What to do:
Leave out the pictures and copy everything else in the entries exactly.

══ Data supplied

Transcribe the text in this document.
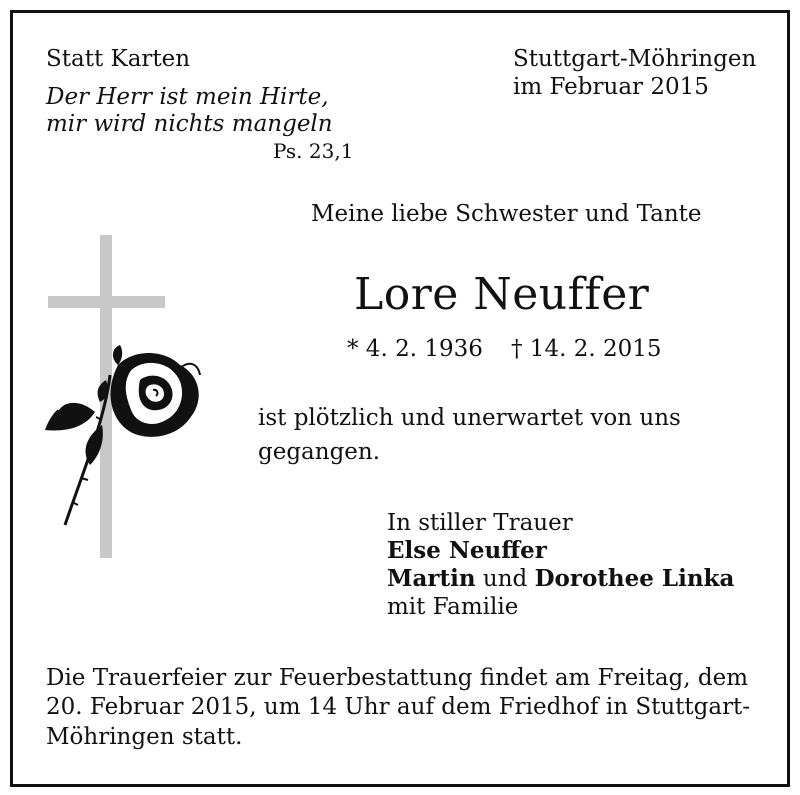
Statt Karten
Der Herr ist mein Hirte,
mir wird nichts mangeln
Ps. 23,1
Stuttgart-Möhringen
im Februar 2015
Meine liebe Schwester und Tante
Lore Neuffer
* 4. 2. 1936 † 14. 2. 2015
ist plötzlich und unerwartet von uns
gegangen.
In stiller Trauer
Else Neuffer
Martin und Dorothee Linka
mit Familie
Die Trauerfeier zur Feuerbestattung findet am Freitag, dem
20. Februar 2015, um 14 Uhr auf dem Friedhof in Stuttgart-
Möhringen statt.
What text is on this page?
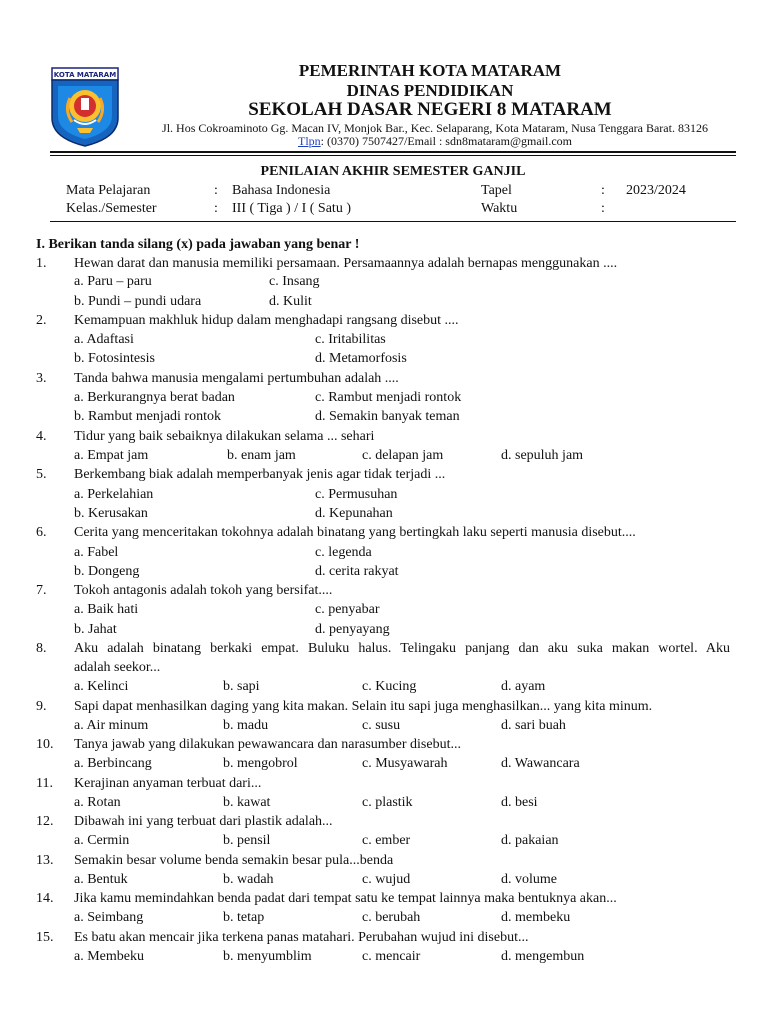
KOTA MATARAM	PEMERINTAH KOTA MATARAM
DINAS PENDIDIKAN
SEKOLAH DASAR NEGERI 8 MATARAM
Jl. Hos Cokroaminoto Gg. Macan IV, Monjok Bar., Kec. Selaparang, Kota Mataram, Nusa Tenggara Barat. 83126
Tlpn: (0370) 7507427/Email : sdn8mataram@gmail.com
PENILAIAN AKHIR SEMESTER GANJIL
Mata Pelajaran	: Bahasa Indonesia	Tapel	: 2023/2024
Kelas./Semester	: III ( Tiga ) / I ( Satu )	Waktu	:
I. Berikan tanda silang (x) pada jawaban yang benar !
1. Hewan darat dan manusia memiliki persamaan. Persamaannya adalah bernapas menggunakan ....
a. Paru – paru	c. Insang
b. Pundi – pundi udara	d. Kulit
2. Kemampuan makhluk hidup dalam menghadapi rangsang disebut ....
a. Adaftasi	c. Iritabilitas
b. Fotosintesis	d. Metamorfosis
3. Tanda bahwa manusia mengalami pertumbuhan adalah ....
a. Berkurangnya berat badan	c. Rambut menjadi rontok
b. Rambut menjadi rontok	d. Semakin banyak teman
4. Tidur yang baik sebaiknya dilakukan selama ... sehari
a. Empat jam	b. enam jam	c. delapan jam	d. sepuluh jam
5. Berkembang biak adalah memperbanyak jenis agar tidak terjadi ...
a. Perkelahian	c. Permusuhan
b. Kerusakan	d. Kepunahan
6. Cerita yang menceritakan tokohnya adalah binatang yang bertingkah laku seperti manusia disebut....
a. Fabel	c. legenda
b. Dongeng	d. cerita rakyat
7. Tokoh antagonis adalah tokoh yang bersifat....
a. Baik hati	c. penyabar
b. Jahat	d. penyayang
8. Aku adalah binatang berkaki empat. Buluku halus. Telingaku panjang dan aku suka makan wortel. Aku
adalah seekor...
a. Kelinci	b. sapi	c. Kucing	d. ayam
9. Sapi dapat menhasilkan daging yang kita makan. Selain itu sapi juga menghasilkan... yang kita minum.
a. Air minum	b. madu	c. susu	d. sari buah
10. Tanya jawab yang dilakukan pewawancara dan narasumber disebut...
a. Berbincang	b. mengobrol	c. Musyawarah	d. Wawancara
11. Kerajinan anyaman terbuat dari...
a. Rotan	b. kawat	c. plastik	d. besi
12. Dibawah ini yang terbuat dari plastik adalah...
a. Cermin	b. pensil	c. ember	d. pakaian
13. Semakin besar volume benda semakin besar pula...benda
a. Bentuk	b. wadah	c. wujud	d. volume
14. Jika kamu memindahkan benda padat dari tempat satu ke tempat lainnya maka bentuknya akan...
a. Seimbang	b. tetap	c. berubah	d. membeku
15. Es batu akan mencair jika terkena panas matahari. Perubahan wujud ini disebut...
a. Membeku	b. menyumblim	c. mencair	d. mengembun
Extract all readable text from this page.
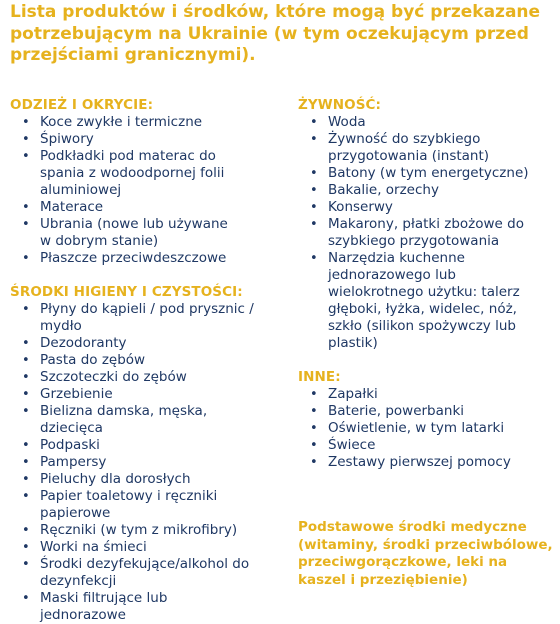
Lista produktów i środków, które mogą być przekazane potrzebującym na Ukrainie (w tym oczekującym przed przejściami granicznymi).
ODZIEŻ I OKRYCIE:
• Koce zwykłe i termiczne
• Śpiwory
• Podkładki pod materac do
spania z wodoodpornej folii
aluminiowej
• Materace
• Ubrania (nowe lub używane
w dobrym stanie)
• Płaszcze przeciwdeszczowe
ŚRODKI HIGIENY I CZYSTOŚCI:
• Płyny do kąpieli / pod prysznic /
mydło
• Dezodoranty
• Pasta do zębów
• Szczoteczki do zębów
• Grzebienie
• Bielizna damska, męska,
dziecięca
• Podpaski
• Pampersy
• Pieluchy dla dorosłych
• Papier toaletowy i ręczniki
papierowe
• Ręczniki (w tym z mikrofibry)
• Worki na śmieci
• Środki dezyfekujące/alkohol do
dezynfekcji
• Maski filtrujące lub
jednorazowe
ŻYWNOŚĆ:
• Woda
• Żywność do szybkiego
przygotowania (instant)
• Batony (w tym energetyczne)
• Bakalie, orzechy
• Konserwy
• Makarony, płatki zbożowe do
szybkiego przygotowania
• Narzędzia kuchenne
jednorazowego lub
wielokrotnego użytku: talerz
głęboki, łyżka, widelec, nóż,
szkło (silikon spożywczy lub
plastik)
INNE:
• Zapałki
• Baterie, powerbanki
• Oświetlenie, w tym latarki
• Świece
• Zestawy pierwszej pomocy

Podstawowe środki medyczne (witaminy, środki przeciwbólowe, przeciwgorączkowe, leki na kaszel i przeziębienie)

════

Response:
Transcribe the text in this document.
Statt Karten
Der Herr ist mein Hirte,
mir wird nichts mangeln
Ps. 23,1
Stuttgart-Möhringen
im Februar 2015
Meine liebe Schwester und Tante
Lore Neuffer
* 4. 2. 1936 † 14. 2. 2015
ist plötzlich und unerwartet von uns
gegangen.
In stiller Trauer
Else Neuffer
Martin und Dorothee Linka
mit Familie
Die Trauerfeier zur Feuerbestattung findet am Freitag, dem
20. Februar 2015, um 14 Uhr auf dem Friedhof in Stuttgart-
Möhringen statt.
What text is on this page?
KOTA MATARAM	PEMERINTAH KOTA MATARAM
DINAS PENDIDIKAN
SEKOLAH DASAR NEGERI 8 MATARAM
Jl. Hos Cokroaminoto Gg. Macan IV, Monjok Bar., Kec. Selaparang, Kota Mataram, Nusa Tenggara Barat. 83126
Tlpn: (0370) 7507427/Email : sdn8mataram@gmail.com
PENILAIAN AKHIR SEMESTER GANJIL
Mata Pelajaran	: Bahasa Indonesia	Tapel	: 2023/2024
Kelas./Semester	: III ( Tiga ) / I ( Satu )	Waktu	:
I. Berikan tanda silang (x) pada jawaban yang benar !
1. Hewan darat dan manusia memiliki persamaan. Persamaannya adalah bernapas menggunakan ....
a. Paru – paru	c. Insang
b. Pundi – pundi udara	d. Kulit
2. Kemampuan makhluk hidup dalam menghadapi rangsang disebut ....
a. Adaftasi	c. Iritabilitas
b. Fotosintesis	d. Metamorfosis
3. Tanda bahwa manusia mengalami pertumbuhan adalah ....
a. Berkurangnya berat badan	c. Rambut menjadi rontok
b. Rambut menjadi rontok	d. Semakin banyak teman
4. Tidur yang baik sebaiknya dilakukan selama ... sehari
a. Empat jam	b. enam jam	c. delapan jam	d. sepuluh jam
5. Berkembang biak adalah memperbanyak jenis agar tidak terjadi ...
a. Perkelahian	c. Permusuhan
b. Kerusakan	d. Kepunahan
6. Cerita yang menceritakan tokohnya adalah binatang yang bertingkah laku seperti manusia disebut....
a. Fabel	c. legenda
b. Dongeng	d. cerita rakyat
7. Tokoh antagonis adalah tokoh yang bersifat....
a. Baik hati	c. penyabar
b. Jahat	d. penyayang
8. Aku adalah binatang berkaki empat. Buluku halus. Telingaku panjang dan aku suka makan wortel. Aku
adalah seekor...
a. Kelinci	b. sapi	c. Kucing	d. ayam
9. Sapi dapat menhasilkan daging yang kita makan. Selain itu sapi juga menghasilkan... yang kita minum.
a. Air minum	b. madu	c. susu	d. sari buah
10. Tanya jawab yang dilakukan pewawancara dan narasumber disebut...
a. Berbincang	b. mengobrol	c. Musyawarah	d. Wawancara
11. Kerajinan anyaman terbuat dari...
a. Rotan	b. kawat	c. plastik	d. besi
12. Dibawah ini yang terbuat dari plastik adalah...
a. Cermin	b. pensil	c. ember	d. pakaian
13. Semakin besar volume benda semakin besar pula...benda
a. Bentuk	b. wadah	c. wujud	d. volume
14. Jika kamu memindahkan benda padat dari tempat satu ke tempat lainnya maka bentuknya akan...
a. Seimbang	b. tetap	c. berubah	d. membeku
15. Es batu akan mencair jika terkena panas matahari. Perubahan wujud ini disebut...
a. Membeku	b. menyumblim	c. mencair	d. mengembun
Extract all readable text from this page.
Lista produktów i środków, które mogą być przekazane potrzebującym na Ukrainie (w tym oczekującym przed przejściami granicznymi).
ODZIEŻ I OKRYCIE:
• Koce zwykłe i termiczne
• Śpiwory
• Podkładki pod materac do
spania z wodoodpornej folii
aluminiowej
• Materace
• Ubrania (nowe lub używane
w dobrym stanie)
• Płaszcze przeciwdeszczowe
ŚRODKI HIGIENY I CZYSTOŚCI:
• Płyny do kąpieli / pod prysznic /
mydło
• Dezodoranty
• Pasta do zębów
• Szczoteczki do zębów
• Grzebienie
• Bielizna damska, męska,
dziecięca
• Podpaski
• Pampersy
• Pieluchy dla dorosłych
• Papier toaletowy i ręczniki
papierowe
• Ręczniki (w tym z mikrofibry)
• Worki na śmieci
• Środki dezyfekujące/alkohol do
dezynfekcji
• Maski filtrujące lub
jednorazowe
ŻYWNOŚĆ:
• Woda
• Żywność do szybkiego
przygotowania (instant)
• Batony (w tym energetyczne)
• Bakalie, orzechy
• Konserwy
• Makarony, płatki zbożowe do
szybkiego przygotowania
• Narzędzia kuchenne
jednorazowego lub
wielokrotnego użytku: talerz
głęboki, łyżka, widelec, nóż,
szkło (silikon spożywczy lub
plastik)
INNE:
• Zapałki
• Baterie, powerbanki
• Oświetlenie, w tym latarki
• Świece
• Zestawy pierwszej pomocy

Podstawowe środki medyczne (witaminy, środki przeciwbólowe, przeciwgorączkowe, leki na kaszel i przeziębienie)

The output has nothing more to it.